Rows from a figure dataset

-- -- --

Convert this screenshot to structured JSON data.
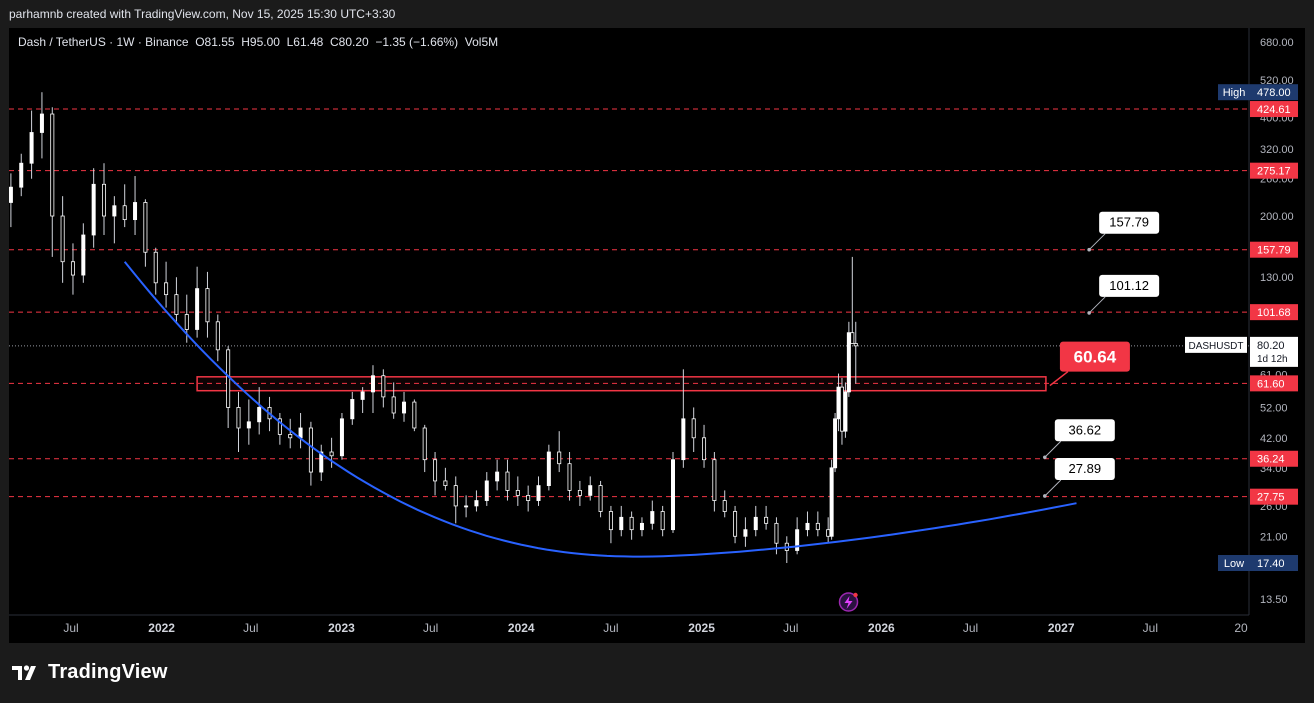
{
  "header": {
    "author_line": "parhamnb created with TradingView.com, Nov 15, 2025 15:30 UTC+3:30"
  },
  "legend": {
    "symbol": "Dash / TetherUS · 1W · Binance",
    "open": "O81.55",
    "high": "H95.00",
    "low": "L61.48",
    "close": "C80.20",
    "change": "−1.35 (−1.66%)",
    "volume": "Vol5M"
  },
  "brand": {
    "name": "TradingView"
  },
  "colors": {
    "background": "#000000",
    "candle": "#ffffff",
    "level_line": "#f23645",
    "label_red": "#f23645",
    "curve": "#2962ff",
    "axis_text": "#b2b5be",
    "high_low_badge": "#1e3a6e"
  },
  "chart_data": {
    "type": "candlestick",
    "symbol": "DASHUSDT",
    "interval": "1W",
    "log_scale": true,
    "ylim": [
      12.5,
      720
    ],
    "price_axis_ticks": [
      680,
      520,
      400,
      320,
      260,
      200,
      130,
      52,
      42,
      34,
      26,
      21,
      13.5
    ],
    "price_axis_labels": [
      "680.00",
      "520.00",
      "400.00",
      "320.00",
      "260.00",
      "200.00",
      "130.00",
      "52.00",
      "42.00",
      "34.00",
      "26.00",
      "21.00",
      "13.50"
    ],
    "time_axis_labels": [
      "Jul",
      "2022",
      "Jul",
      "2023",
      "Jul",
      "2024",
      "Jul",
      "2025",
      "Jul",
      "2026",
      "Jul",
      "2027",
      "Jul",
      "20"
    ],
    "time_axis_dates": [
      "2021-07-01",
      "2022-01-01",
      "2022-07-01",
      "2023-01-01",
      "2023-07-01",
      "2024-01-01",
      "2024-07-01",
      "2025-01-01",
      "2025-07-01",
      "2026-01-01",
      "2026-07-01",
      "2027-01-01",
      "2027-07-01",
      "2028-01-01"
    ],
    "bold_time_labels": [
      "2022",
      "2023",
      "2024",
      "2025",
      "2026",
      "2027"
    ],
    "horizontal_levels": [
      {
        "price": 424.61,
        "label": "424.61"
      },
      {
        "price": 275.17,
        "label": "275.17"
      },
      {
        "price": 157.79,
        "label": "157.79"
      },
      {
        "price": 101.68,
        "label": "101.68"
      },
      {
        "price": 61.6,
        "label": "61.60"
      },
      {
        "price": 36.24,
        "label": "36.24"
      },
      {
        "price": 27.75,
        "label": "27.75"
      }
    ],
    "current_price": {
      "symbol": "DASHUSDT",
      "price": 80.2,
      "label": "80.20",
      "countdown": "1d 12h"
    },
    "high_marker": {
      "title": "High",
      "price": 478.0,
      "label": "478.00"
    },
    "low_marker": {
      "title": "Low",
      "price": 17.4,
      "label": "17.40"
    },
    "partial_axis_label": "61.00",
    "resistance_zone": {
      "start": "2022-03-14",
      "end": "2026-12-01",
      "low": 58.5,
      "high": 64.5
    },
    "target_callouts": [
      {
        "label": "157.79",
        "price": 157.79,
        "date": "2027-03-15"
      },
      {
        "label": "101.12",
        "price": 101.12,
        "date": "2027-03-15"
      },
      {
        "label": "36.62",
        "price": 36.62,
        "date": "2026-12-15"
      },
      {
        "label": "27.89",
        "price": 27.89,
        "date": "2026-12-15"
      }
    ],
    "zone_callout": {
      "label": "60.64",
      "price": 60.64,
      "date": "2026-12-01"
    },
    "cup_curve": {
      "start_date": "2021-10-18",
      "start_price": 145,
      "bottom_date": "2024-09-01",
      "bottom_price": 18.2,
      "end_date": "2027-02-01",
      "end_price": 26.5
    },
    "candles": [
      {
        "date": "2021-03-01",
        "o": 220,
        "h": 270,
        "l": 185,
        "c": 245
      },
      {
        "date": "2021-03-22",
        "o": 245,
        "h": 310,
        "l": 230,
        "c": 290
      },
      {
        "date": "2021-04-12",
        "o": 290,
        "h": 420,
        "l": 260,
        "c": 360
      },
      {
        "date": "2021-05-03",
        "o": 360,
        "h": 478,
        "l": 300,
        "c": 410
      },
      {
        "date": "2021-05-24",
        "o": 410,
        "h": 430,
        "l": 150,
        "c": 200
      },
      {
        "date": "2021-06-14",
        "o": 200,
        "h": 230,
        "l": 125,
        "c": 145
      },
      {
        "date": "2021-07-05",
        "o": 145,
        "h": 165,
        "l": 115,
        "c": 132
      },
      {
        "date": "2021-07-26",
        "o": 132,
        "h": 190,
        "l": 125,
        "c": 175
      },
      {
        "date": "2021-08-16",
        "o": 175,
        "h": 280,
        "l": 160,
        "c": 250
      },
      {
        "date": "2021-09-06",
        "o": 250,
        "h": 290,
        "l": 175,
        "c": 200
      },
      {
        "date": "2021-09-27",
        "o": 200,
        "h": 230,
        "l": 165,
        "c": 215
      },
      {
        "date": "2021-10-18",
        "o": 215,
        "h": 250,
        "l": 185,
        "c": 195
      },
      {
        "date": "2021-11-08",
        "o": 195,
        "h": 265,
        "l": 175,
        "c": 220
      },
      {
        "date": "2021-11-29",
        "o": 220,
        "h": 225,
        "l": 140,
        "c": 155
      },
      {
        "date": "2021-12-20",
        "o": 155,
        "h": 160,
        "l": 115,
        "c": 125
      },
      {
        "date": "2022-01-10",
        "o": 125,
        "h": 145,
        "l": 105,
        "c": 115
      },
      {
        "date": "2022-01-31",
        "o": 115,
        "h": 130,
        "l": 95,
        "c": 100
      },
      {
        "date": "2022-02-21",
        "o": 100,
        "h": 115,
        "l": 82,
        "c": 90
      },
      {
        "date": "2022-03-14",
        "o": 90,
        "h": 140,
        "l": 85,
        "c": 120
      },
      {
        "date": "2022-04-04",
        "o": 120,
        "h": 135,
        "l": 85,
        "c": 95
      },
      {
        "date": "2022-04-25",
        "o": 95,
        "h": 100,
        "l": 72,
        "c": 78
      },
      {
        "date": "2022-05-16",
        "o": 78,
        "h": 80,
        "l": 45,
        "c": 52
      },
      {
        "date": "2022-06-06",
        "o": 52,
        "h": 58,
        "l": 38,
        "c": 45
      },
      {
        "date": "2022-06-27",
        "o": 45,
        "h": 55,
        "l": 40,
        "c": 47
      },
      {
        "date": "2022-07-18",
        "o": 47,
        "h": 60,
        "l": 43,
        "c": 52
      },
      {
        "date": "2022-08-08",
        "o": 52,
        "h": 56,
        "l": 44,
        "c": 48
      },
      {
        "date": "2022-08-29",
        "o": 48,
        "h": 50,
        "l": 40,
        "c": 43
      },
      {
        "date": "2022-09-19",
        "o": 43,
        "h": 48,
        "l": 39,
        "c": 42
      },
      {
        "date": "2022-10-10",
        "o": 42,
        "h": 50,
        "l": 39,
        "c": 45
      },
      {
        "date": "2022-10-31",
        "o": 45,
        "h": 47,
        "l": 30,
        "c": 33
      },
      {
        "date": "2022-11-21",
        "o": 33,
        "h": 40,
        "l": 31,
        "c": 38
      },
      {
        "date": "2022-12-12",
        "o": 38,
        "h": 42,
        "l": 34,
        "c": 37
      },
      {
        "date": "2023-01-02",
        "o": 37,
        "h": 50,
        "l": 36,
        "c": 48
      },
      {
        "date": "2023-01-23",
        "o": 48,
        "h": 58,
        "l": 46,
        "c": 55
      },
      {
        "date": "2023-02-13",
        "o": 55,
        "h": 60,
        "l": 50,
        "c": 58
      },
      {
        "date": "2023-03-06",
        "o": 58,
        "h": 70,
        "l": 50,
        "c": 65
      },
      {
        "date": "2023-03-27",
        "o": 65,
        "h": 68,
        "l": 52,
        "c": 56
      },
      {
        "date": "2023-04-17",
        "o": 56,
        "h": 62,
        "l": 48,
        "c": 50
      },
      {
        "date": "2023-05-08",
        "o": 50,
        "h": 58,
        "l": 47,
        "c": 54
      },
      {
        "date": "2023-05-29",
        "o": 54,
        "h": 55,
        "l": 44,
        "c": 45
      },
      {
        "date": "2023-06-19",
        "o": 45,
        "h": 46,
        "l": 33,
        "c": 36
      },
      {
        "date": "2023-07-10",
        "o": 36,
        "h": 38,
        "l": 28,
        "c": 31
      },
      {
        "date": "2023-07-31",
        "o": 31,
        "h": 34,
        "l": 29,
        "c": 30
      },
      {
        "date": "2023-08-21",
        "o": 30,
        "h": 32,
        "l": 23,
        "c": 26
      },
      {
        "date": "2023-09-11",
        "o": 26,
        "h": 28,
        "l": 24,
        "c": 26
      },
      {
        "date": "2023-10-02",
        "o": 26,
        "h": 29,
        "l": 25,
        "c": 27
      },
      {
        "date": "2023-10-23",
        "o": 27,
        "h": 33,
        "l": 26,
        "c": 31
      },
      {
        "date": "2023-11-13",
        "o": 31,
        "h": 36,
        "l": 29,
        "c": 33
      },
      {
        "date": "2023-12-04",
        "o": 33,
        "h": 36,
        "l": 27,
        "c": 29
      },
      {
        "date": "2023-12-25",
        "o": 29,
        "h": 32,
        "l": 26,
        "c": 28
      },
      {
        "date": "2024-01-15",
        "o": 28,
        "h": 30,
        "l": 25,
        "c": 27
      },
      {
        "date": "2024-02-05",
        "o": 27,
        "h": 32,
        "l": 26,
        "c": 30
      },
      {
        "date": "2024-02-26",
        "o": 30,
        "h": 40,
        "l": 29,
        "c": 38
      },
      {
        "date": "2024-03-18",
        "o": 38,
        "h": 44,
        "l": 33,
        "c": 35
      },
      {
        "date": "2024-04-08",
        "o": 35,
        "h": 38,
        "l": 27,
        "c": 29
      },
      {
        "date": "2024-04-29",
        "o": 29,
        "h": 31,
        "l": 26,
        "c": 28
      },
      {
        "date": "2024-05-20",
        "o": 28,
        "h": 32,
        "l": 27,
        "c": 30
      },
      {
        "date": "2024-06-10",
        "o": 30,
        "h": 31,
        "l": 24,
        "c": 25
      },
      {
        "date": "2024-07-01",
        "o": 25,
        "h": 26,
        "l": 20,
        "c": 22
      },
      {
        "date": "2024-07-22",
        "o": 22,
        "h": 26,
        "l": 21,
        "c": 24
      },
      {
        "date": "2024-08-12",
        "o": 24,
        "h": 25,
        "l": 20.5,
        "c": 22
      },
      {
        "date": "2024-09-02",
        "o": 22,
        "h": 24,
        "l": 21,
        "c": 23
      },
      {
        "date": "2024-09-23",
        "o": 23,
        "h": 27,
        "l": 22,
        "c": 25
      },
      {
        "date": "2024-10-14",
        "o": 25,
        "h": 26,
        "l": 21,
        "c": 22
      },
      {
        "date": "2024-11-04",
        "o": 22,
        "h": 38,
        "l": 21.5,
        "c": 36
      },
      {
        "date": "2024-11-25",
        "o": 36,
        "h": 68,
        "l": 34,
        "c": 48
      },
      {
        "date": "2024-12-16",
        "o": 48,
        "h": 52,
        "l": 38,
        "c": 42
      },
      {
        "date": "2025-01-06",
        "o": 42,
        "h": 46,
        "l": 34,
        "c": 36
      },
      {
        "date": "2025-01-27",
        "o": 36,
        "h": 38,
        "l": 25,
        "c": 27
      },
      {
        "date": "2025-02-17",
        "o": 27,
        "h": 29,
        "l": 24,
        "c": 25
      },
      {
        "date": "2025-03-10",
        "o": 25,
        "h": 26,
        "l": 20,
        "c": 21
      },
      {
        "date": "2025-03-31",
        "o": 21,
        "h": 24,
        "l": 19.5,
        "c": 22
      },
      {
        "date": "2025-04-21",
        "o": 22,
        "h": 26,
        "l": 21,
        "c": 24
      },
      {
        "date": "2025-05-12",
        "o": 24,
        "h": 26,
        "l": 22,
        "c": 23
      },
      {
        "date": "2025-06-02",
        "o": 23,
        "h": 24,
        "l": 18.5,
        "c": 20
      },
      {
        "date": "2025-06-23",
        "o": 20,
        "h": 21,
        "l": 17.4,
        "c": 19
      },
      {
        "date": "2025-07-14",
        "o": 19,
        "h": 24,
        "l": 18.5,
        "c": 22
      },
      {
        "date": "2025-08-04",
        "o": 22,
        "h": 25,
        "l": 21,
        "c": 23
      },
      {
        "date": "2025-08-25",
        "o": 23,
        "h": 25,
        "l": 21,
        "c": 22
      },
      {
        "date": "2025-09-15",
        "o": 22,
        "h": 24,
        "l": 20,
        "c": 21
      },
      {
        "date": "2025-09-22",
        "o": 21,
        "h": 36,
        "l": 20.5,
        "c": 34
      },
      {
        "date": "2025-09-29",
        "o": 34,
        "h": 50,
        "l": 33,
        "c": 48
      },
      {
        "date": "2025-10-06",
        "o": 48,
        "h": 66,
        "l": 44,
        "c": 60
      },
      {
        "date": "2025-10-13",
        "o": 60,
        "h": 64,
        "l": 40,
        "c": 44
      },
      {
        "date": "2025-10-20",
        "o": 44,
        "h": 62,
        "l": 42,
        "c": 58
      },
      {
        "date": "2025-10-27",
        "o": 58,
        "h": 95,
        "l": 56,
        "c": 88
      },
      {
        "date": "2025-11-03",
        "o": 88,
        "h": 150,
        "l": 85,
        "c": 81.55
      },
      {
        "date": "2025-11-10",
        "o": 81.55,
        "h": 95,
        "l": 61.48,
        "c": 80.2
      }
    ]
  }
}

-- -- --

● **Task to carry out**: Only the number is wanted: how many lines in the preceding entries hold the string "TradingView"?

● **Output for this exercise**: 2